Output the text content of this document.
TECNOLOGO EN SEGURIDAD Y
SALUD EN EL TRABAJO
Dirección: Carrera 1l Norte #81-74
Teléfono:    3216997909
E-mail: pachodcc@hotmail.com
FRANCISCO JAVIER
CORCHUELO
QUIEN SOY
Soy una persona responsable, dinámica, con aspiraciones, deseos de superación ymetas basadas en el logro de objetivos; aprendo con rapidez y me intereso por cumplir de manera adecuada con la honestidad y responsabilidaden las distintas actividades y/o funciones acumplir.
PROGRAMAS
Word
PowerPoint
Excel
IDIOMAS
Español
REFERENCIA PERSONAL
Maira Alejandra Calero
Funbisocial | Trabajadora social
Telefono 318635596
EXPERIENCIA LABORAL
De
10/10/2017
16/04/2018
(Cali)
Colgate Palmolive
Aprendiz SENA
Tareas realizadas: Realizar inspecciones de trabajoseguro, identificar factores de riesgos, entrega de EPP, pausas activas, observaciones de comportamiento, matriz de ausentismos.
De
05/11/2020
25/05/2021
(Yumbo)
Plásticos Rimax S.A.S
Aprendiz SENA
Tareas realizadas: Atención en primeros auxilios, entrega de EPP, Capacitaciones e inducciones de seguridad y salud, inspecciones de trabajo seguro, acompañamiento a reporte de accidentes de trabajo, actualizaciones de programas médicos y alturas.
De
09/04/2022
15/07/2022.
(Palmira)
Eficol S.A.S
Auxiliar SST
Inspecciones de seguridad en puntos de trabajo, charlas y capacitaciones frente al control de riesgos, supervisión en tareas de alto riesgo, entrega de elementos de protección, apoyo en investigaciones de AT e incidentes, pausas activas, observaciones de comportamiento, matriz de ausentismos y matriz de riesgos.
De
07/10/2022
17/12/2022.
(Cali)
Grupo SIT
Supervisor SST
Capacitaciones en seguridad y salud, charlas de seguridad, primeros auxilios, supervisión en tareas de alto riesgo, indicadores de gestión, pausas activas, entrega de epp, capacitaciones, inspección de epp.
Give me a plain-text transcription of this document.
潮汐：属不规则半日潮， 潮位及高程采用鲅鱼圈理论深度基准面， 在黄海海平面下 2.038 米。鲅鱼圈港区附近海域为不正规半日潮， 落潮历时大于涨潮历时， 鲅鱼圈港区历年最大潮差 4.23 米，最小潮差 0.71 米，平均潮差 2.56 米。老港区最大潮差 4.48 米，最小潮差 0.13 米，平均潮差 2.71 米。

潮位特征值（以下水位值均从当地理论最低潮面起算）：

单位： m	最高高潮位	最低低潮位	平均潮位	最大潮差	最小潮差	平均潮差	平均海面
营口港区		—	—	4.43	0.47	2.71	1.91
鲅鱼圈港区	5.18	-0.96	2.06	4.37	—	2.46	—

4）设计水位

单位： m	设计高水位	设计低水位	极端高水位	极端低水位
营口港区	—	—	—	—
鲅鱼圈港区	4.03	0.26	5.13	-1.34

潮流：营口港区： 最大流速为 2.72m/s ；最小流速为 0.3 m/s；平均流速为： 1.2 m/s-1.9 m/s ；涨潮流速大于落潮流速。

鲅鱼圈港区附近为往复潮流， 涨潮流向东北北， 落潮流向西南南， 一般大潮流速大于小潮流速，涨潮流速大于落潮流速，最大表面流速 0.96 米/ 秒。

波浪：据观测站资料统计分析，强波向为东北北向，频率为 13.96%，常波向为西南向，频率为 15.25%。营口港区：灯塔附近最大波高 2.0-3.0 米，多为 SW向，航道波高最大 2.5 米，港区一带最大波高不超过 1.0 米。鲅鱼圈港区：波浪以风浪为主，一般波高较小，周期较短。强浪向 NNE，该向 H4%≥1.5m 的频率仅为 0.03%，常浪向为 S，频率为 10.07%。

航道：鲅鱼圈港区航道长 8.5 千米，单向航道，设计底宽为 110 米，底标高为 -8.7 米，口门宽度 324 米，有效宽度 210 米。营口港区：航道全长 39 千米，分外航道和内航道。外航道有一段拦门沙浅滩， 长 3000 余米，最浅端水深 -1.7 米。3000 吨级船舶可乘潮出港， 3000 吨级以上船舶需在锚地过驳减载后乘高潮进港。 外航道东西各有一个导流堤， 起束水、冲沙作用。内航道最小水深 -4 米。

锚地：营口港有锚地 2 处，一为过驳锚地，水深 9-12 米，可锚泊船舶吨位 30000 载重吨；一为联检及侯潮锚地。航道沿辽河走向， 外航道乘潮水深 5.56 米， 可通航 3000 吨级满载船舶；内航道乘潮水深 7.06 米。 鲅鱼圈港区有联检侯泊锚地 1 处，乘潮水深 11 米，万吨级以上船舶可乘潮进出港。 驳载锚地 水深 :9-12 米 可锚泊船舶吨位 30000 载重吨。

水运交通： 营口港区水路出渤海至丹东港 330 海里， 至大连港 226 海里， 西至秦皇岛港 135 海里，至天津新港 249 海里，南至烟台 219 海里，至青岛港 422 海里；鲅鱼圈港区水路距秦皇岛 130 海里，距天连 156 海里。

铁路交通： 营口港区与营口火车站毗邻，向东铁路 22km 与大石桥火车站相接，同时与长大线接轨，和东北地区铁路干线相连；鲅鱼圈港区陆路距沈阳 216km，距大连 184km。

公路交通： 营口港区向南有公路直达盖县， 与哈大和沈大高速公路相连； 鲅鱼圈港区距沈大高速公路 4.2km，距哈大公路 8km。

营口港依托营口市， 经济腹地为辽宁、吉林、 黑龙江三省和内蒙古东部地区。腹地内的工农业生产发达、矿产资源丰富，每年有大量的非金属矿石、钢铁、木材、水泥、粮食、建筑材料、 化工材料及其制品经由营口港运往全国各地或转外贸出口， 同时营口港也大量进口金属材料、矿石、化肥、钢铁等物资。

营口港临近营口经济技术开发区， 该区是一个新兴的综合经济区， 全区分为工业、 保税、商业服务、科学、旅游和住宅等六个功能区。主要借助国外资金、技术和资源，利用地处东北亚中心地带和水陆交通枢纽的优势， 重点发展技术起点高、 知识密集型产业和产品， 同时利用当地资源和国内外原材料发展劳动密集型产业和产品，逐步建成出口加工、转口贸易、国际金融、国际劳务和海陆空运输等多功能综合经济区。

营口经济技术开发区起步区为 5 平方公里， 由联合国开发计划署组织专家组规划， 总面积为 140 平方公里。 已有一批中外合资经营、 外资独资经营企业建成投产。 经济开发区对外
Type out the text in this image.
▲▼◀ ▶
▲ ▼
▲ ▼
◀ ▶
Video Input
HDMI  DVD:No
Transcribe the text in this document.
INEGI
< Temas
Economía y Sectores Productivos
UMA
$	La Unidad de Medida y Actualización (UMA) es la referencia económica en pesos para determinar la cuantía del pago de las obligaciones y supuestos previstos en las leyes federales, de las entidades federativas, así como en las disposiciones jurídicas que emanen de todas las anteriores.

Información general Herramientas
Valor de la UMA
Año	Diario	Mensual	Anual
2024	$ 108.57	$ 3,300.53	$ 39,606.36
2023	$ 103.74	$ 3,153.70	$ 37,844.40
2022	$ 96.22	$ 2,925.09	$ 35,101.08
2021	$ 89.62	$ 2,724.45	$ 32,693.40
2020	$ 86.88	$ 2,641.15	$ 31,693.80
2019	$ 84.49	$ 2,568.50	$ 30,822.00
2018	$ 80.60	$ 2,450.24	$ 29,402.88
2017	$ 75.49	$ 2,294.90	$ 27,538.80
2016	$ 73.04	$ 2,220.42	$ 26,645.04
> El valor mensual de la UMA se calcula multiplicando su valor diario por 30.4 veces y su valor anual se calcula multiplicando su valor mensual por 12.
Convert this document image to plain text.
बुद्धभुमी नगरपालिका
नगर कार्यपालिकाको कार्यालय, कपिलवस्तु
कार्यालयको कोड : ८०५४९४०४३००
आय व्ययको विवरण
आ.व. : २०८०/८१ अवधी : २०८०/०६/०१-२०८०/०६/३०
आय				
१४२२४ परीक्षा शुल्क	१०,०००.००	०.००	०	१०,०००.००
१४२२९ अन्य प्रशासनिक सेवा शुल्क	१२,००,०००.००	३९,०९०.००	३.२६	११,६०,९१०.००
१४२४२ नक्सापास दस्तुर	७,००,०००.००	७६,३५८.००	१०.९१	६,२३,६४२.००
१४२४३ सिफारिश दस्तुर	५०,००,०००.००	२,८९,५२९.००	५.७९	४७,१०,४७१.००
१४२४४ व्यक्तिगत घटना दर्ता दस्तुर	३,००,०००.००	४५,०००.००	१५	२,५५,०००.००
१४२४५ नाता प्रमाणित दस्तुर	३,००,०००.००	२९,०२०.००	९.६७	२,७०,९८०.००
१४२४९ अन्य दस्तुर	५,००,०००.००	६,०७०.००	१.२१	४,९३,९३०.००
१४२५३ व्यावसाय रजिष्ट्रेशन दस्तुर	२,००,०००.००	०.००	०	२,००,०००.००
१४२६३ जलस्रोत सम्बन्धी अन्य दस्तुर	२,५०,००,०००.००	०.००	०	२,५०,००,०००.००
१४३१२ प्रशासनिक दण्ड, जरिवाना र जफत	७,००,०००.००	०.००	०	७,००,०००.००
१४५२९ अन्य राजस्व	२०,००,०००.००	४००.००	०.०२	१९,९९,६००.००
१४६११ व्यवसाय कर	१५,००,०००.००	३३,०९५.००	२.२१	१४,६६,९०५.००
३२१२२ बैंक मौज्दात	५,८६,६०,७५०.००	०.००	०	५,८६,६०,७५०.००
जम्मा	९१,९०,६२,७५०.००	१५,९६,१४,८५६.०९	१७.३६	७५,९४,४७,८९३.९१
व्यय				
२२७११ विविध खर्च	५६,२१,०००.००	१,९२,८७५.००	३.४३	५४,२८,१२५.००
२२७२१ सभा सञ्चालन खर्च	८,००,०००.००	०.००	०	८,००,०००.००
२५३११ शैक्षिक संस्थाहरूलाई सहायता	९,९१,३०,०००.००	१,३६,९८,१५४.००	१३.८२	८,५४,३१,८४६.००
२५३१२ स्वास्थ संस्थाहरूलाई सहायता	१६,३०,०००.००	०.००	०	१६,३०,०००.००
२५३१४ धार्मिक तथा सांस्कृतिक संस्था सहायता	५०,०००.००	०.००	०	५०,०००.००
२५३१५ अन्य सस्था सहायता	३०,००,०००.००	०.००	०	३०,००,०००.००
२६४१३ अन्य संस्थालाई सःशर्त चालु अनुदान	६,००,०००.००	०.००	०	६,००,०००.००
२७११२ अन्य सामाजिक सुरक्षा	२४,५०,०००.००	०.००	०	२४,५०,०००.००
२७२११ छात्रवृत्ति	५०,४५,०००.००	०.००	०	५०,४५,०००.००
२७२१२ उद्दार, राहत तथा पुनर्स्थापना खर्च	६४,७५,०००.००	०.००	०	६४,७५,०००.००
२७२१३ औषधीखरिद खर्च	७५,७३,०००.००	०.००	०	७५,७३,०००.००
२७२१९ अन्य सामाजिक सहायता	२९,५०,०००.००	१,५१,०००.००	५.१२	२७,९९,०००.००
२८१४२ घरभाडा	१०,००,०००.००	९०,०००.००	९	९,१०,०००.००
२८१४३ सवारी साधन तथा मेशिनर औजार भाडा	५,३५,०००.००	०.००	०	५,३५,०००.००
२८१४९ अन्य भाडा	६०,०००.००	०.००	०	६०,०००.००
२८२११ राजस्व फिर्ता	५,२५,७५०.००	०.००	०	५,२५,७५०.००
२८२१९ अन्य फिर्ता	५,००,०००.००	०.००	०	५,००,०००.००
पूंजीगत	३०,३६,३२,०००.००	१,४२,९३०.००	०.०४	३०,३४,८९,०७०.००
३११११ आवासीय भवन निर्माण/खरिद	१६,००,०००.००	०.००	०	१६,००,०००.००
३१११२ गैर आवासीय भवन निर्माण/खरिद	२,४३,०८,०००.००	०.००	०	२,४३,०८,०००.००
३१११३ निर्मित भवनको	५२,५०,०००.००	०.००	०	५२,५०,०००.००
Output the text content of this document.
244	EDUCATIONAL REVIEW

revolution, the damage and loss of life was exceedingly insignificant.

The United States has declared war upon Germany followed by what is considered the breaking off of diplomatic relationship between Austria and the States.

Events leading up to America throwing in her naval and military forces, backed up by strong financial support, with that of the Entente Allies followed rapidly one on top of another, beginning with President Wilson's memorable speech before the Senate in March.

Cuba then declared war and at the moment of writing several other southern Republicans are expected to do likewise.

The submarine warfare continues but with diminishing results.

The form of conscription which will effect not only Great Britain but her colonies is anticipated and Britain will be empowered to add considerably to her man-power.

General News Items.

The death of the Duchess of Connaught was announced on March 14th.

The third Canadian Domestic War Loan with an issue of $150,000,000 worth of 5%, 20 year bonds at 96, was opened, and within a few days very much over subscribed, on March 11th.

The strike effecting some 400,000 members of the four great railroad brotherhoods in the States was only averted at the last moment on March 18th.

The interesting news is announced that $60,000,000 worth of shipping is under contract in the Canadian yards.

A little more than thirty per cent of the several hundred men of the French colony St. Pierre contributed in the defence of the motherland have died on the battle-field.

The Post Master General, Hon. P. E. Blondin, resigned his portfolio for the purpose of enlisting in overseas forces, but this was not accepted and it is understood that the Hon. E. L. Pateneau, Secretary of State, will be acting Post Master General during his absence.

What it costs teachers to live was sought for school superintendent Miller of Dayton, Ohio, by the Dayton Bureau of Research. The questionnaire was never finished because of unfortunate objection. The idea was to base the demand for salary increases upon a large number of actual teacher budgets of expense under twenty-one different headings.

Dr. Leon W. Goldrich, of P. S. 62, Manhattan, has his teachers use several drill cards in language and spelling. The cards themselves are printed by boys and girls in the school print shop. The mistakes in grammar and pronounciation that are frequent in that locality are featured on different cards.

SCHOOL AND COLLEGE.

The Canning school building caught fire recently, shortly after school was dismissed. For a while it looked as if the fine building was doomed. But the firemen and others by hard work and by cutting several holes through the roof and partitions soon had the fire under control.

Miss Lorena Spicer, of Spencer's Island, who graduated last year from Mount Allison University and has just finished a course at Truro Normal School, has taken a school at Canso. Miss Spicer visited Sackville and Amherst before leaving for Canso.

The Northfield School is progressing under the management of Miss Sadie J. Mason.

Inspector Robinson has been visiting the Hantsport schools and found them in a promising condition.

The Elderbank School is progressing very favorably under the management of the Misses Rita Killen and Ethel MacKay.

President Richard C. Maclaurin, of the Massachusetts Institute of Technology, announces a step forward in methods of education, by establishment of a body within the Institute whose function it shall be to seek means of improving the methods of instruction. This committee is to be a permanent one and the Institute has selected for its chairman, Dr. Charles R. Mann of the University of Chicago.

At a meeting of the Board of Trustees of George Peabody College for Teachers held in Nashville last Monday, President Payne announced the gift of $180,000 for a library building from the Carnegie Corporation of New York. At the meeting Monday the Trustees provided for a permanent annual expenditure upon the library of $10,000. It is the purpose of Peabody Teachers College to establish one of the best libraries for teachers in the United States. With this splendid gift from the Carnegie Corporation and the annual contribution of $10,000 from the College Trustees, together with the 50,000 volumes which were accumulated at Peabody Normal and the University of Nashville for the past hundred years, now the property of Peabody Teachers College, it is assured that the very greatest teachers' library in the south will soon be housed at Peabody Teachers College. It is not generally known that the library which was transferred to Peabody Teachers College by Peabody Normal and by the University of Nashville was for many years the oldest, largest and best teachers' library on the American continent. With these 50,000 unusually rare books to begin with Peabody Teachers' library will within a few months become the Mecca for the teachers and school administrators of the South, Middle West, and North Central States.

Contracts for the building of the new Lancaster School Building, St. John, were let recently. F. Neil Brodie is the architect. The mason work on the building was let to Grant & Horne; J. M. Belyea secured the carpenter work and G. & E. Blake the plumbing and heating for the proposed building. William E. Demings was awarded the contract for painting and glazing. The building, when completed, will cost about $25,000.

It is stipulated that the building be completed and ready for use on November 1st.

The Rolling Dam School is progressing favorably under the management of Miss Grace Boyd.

────────

Your objective | Which lines hold the string "several"? Copy all of them from the data above.

Completed task |
Cuba then declared war and at the moment of writing several other southern Republicans are expected to do likewise.
A little more than thirty per cent of the several hundred men of the French colony St. Pierre contributed in the defence of the motherland have died on the battle-field.
Dr. Leon W. Goldrich, of P. S. 62, Manhattan, has his teachers use several drill cards in language and spelling. The cards themselves are printed by boys and girls in the school print shop. The mistakes in grammar and pronounciation that are frequent in that locality are featured on different cards.
The Canning school building caught fire recently, shortly after school was dismissed. For a while it looked as if the fine building was doomed. But the firemen and others by hard work and by cutting several holes through the roof and partitions soon had the fire under control.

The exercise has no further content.